■ **EXERCISE INSTRUCTIONS**
Look through the data below. Collect every line where the word "ineedahome" occurs.

(Stored data entries)
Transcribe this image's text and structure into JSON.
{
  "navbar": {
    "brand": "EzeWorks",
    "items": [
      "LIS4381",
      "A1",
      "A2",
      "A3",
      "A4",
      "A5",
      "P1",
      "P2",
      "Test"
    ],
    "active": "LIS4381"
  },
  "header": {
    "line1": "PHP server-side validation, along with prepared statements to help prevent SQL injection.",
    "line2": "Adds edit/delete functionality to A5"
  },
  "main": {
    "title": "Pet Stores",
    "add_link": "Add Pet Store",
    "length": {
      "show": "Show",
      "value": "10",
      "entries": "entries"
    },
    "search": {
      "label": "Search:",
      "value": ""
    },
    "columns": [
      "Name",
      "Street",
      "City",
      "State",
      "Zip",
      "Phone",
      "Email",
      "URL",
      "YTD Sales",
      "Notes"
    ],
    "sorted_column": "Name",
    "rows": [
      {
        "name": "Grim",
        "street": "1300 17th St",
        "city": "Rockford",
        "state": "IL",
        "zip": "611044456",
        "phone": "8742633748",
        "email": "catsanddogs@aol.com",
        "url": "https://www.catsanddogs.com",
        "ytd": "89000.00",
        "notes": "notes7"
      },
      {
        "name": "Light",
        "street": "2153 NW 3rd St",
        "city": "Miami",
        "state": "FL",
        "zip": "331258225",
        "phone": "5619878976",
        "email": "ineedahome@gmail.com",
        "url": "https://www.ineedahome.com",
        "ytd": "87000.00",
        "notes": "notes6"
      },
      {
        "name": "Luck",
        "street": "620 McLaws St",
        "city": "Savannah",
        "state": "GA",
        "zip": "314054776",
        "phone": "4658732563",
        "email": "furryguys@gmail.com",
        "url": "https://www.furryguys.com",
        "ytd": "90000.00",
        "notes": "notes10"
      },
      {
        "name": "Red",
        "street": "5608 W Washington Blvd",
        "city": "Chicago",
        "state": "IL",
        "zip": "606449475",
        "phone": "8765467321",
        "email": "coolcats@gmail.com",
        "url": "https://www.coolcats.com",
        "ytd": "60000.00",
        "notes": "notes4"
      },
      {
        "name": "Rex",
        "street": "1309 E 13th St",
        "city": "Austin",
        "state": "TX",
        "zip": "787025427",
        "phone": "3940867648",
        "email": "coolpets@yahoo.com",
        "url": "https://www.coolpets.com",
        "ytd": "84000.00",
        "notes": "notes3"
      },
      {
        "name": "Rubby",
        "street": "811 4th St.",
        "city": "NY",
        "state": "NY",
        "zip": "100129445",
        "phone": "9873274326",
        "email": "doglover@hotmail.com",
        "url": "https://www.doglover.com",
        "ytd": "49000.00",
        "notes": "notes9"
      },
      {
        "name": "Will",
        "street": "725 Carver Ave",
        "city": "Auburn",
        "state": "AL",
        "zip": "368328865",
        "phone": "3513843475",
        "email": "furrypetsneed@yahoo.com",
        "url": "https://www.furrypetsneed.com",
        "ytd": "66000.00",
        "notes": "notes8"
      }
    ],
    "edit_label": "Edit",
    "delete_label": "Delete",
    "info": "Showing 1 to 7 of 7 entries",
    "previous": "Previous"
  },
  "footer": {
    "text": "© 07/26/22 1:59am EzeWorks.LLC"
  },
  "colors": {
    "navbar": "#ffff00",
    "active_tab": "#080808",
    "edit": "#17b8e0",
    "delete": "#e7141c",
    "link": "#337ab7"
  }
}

■ **FINAL ANSWER**
        "email": "ineedahome@gmail.com",
        "url": "https://www.ineedahome.com",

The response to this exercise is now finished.